_TASK DETAILS_
Would you transcribe the listing that follows, character for character, and omit its images?

Dataset records
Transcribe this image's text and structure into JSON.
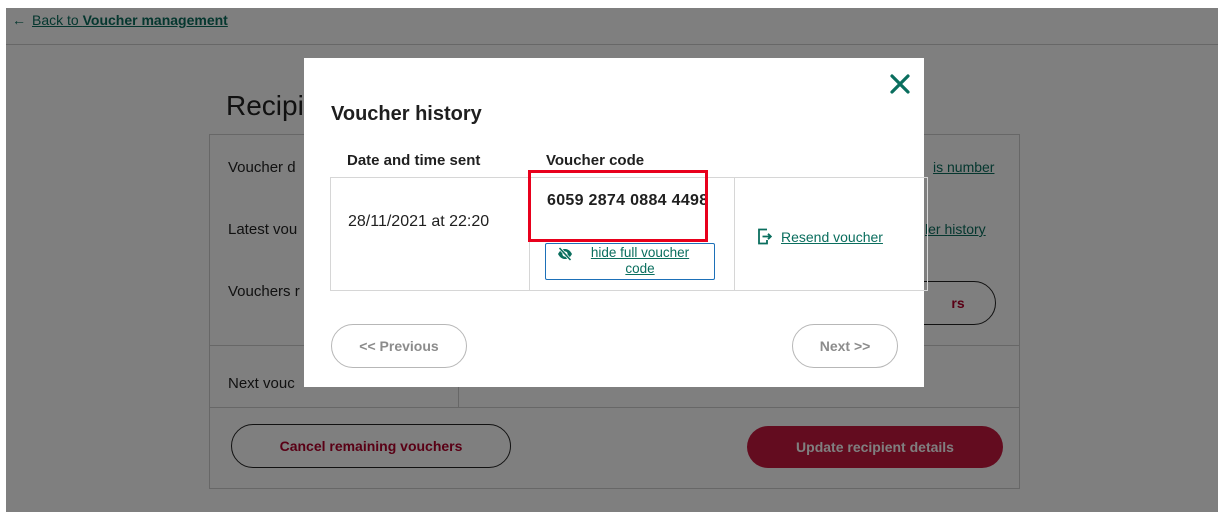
{
  "back_link": {
    "prefix": "Back to ",
    "target": "Voucher management"
  },
  "background": {
    "title": "Recipi",
    "rows": [
      {
        "label": "Voucher d",
        "link": "is number"
      },
      {
        "label": "Latest vou",
        "link": "ler history"
      },
      {
        "label": "Vouchers r",
        "button": "rs"
      },
      {
        "label": "Next vouc"
      }
    ],
    "cancel_button": "Cancel remaining vouchers",
    "update_button": "Update recipient details"
  },
  "modal": {
    "title": "Voucher history",
    "columns": {
      "date": "Date and time sent",
      "code": "Voucher code"
    },
    "row": {
      "date": "28/11/2021 at 22:20",
      "code": "6059 2874 0884 4498",
      "hide_label": "hide full voucher code",
      "resend_label": "Resend voucher"
    },
    "pager": {
      "previous": "<< Previous",
      "next": "Next >>"
    }
  },
  "colors": {
    "accent": "#0a6e5e",
    "highlight": "#e8001c",
    "danger": "#c7193f",
    "link_border": "#1d70b8"
  }
}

_ANSWER_
Transcribe this image's text and structure into JSON.
{
  "back_link": {
    "prefix": "Back to ",
    "target": "Voucher management"
  },
  "background": {
    "title": "Recipi",
    "rows": [
      {
        "label": "Voucher d",
        "link": "is number"
      },
      {
        "label": "Latest vou",
        "link": "ler history"
      },
      {
        "label": "Vouchers r",
        "button": "rs"
      },
      {
        "label": "Next vouc"
      }
    ],
    "cancel_button": "Cancel remaining vouchers",
    "update_button": "Update recipient details"
  },
  "modal": {
    "title": "Voucher history",
    "columns": {
      "date": "Date and time sent",
      "code": "Voucher code"
    },
    "row": {
      "date": "28/11/2021 at 22:20",
      "code": "6059 2874 0884 4498",
      "hide_label": "hide full voucher code",
      "resend_label": "Resend voucher"
    },
    "pager": {
      "previous": "<< Previous",
      "next": "Next >>"
    }
  },
  "colors": {
    "accent": "#0a6e5e",
    "highlight": "#e8001c",
    "danger": "#c7193f",
    "link_border": "#1d70b8"
  }
}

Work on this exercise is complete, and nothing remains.